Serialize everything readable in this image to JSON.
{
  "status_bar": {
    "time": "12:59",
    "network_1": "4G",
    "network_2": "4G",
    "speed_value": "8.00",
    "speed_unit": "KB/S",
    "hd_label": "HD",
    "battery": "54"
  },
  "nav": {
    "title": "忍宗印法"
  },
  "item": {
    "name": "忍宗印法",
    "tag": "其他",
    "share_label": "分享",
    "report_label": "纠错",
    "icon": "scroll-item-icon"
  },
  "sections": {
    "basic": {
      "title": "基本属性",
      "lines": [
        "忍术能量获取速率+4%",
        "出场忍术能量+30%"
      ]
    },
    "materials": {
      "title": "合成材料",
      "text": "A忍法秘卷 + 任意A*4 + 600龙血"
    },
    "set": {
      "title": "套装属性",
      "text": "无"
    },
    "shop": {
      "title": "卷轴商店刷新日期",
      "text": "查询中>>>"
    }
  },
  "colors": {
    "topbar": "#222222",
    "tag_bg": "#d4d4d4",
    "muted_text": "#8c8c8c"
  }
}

Prompt -
Print the material once more, exactly.

Final answer -
Serialize everything readable in this image to JSON.
{
  "status_bar": {
    "time": "12:59",
    "network_1": "4G",
    "network_2": "4G",
    "speed_value": "8.00",
    "speed_unit": "KB/S",
    "hd_label": "HD",
    "battery": "54"
  },
  "nav": {
    "title": "忍宗印法"
  },
  "item": {
    "name": "忍宗印法",
    "tag": "其他",
    "share_label": "分享",
    "report_label": "纠错",
    "icon": "scroll-item-icon"
  },
  "sections": {
    "basic": {
      "title": "基本属性",
      "lines": [
        "忍术能量获取速率+4%",
        "出场忍术能量+30%"
      ]
    },
    "materials": {
      "title": "合成材料",
      "text": "A忍法秘卷 + 任意A*4 + 600龙血"
    },
    "set": {
      "title": "套装属性",
      "text": "无"
    },
    "shop": {
      "title": "卷轴商店刷新日期",
      "text": "查询中>>>"
    }
  },
  "colors": {
    "topbar": "#222222",
    "tag_bg": "#d4d4d4",
    "muted_text": "#8c8c8c"
  }
}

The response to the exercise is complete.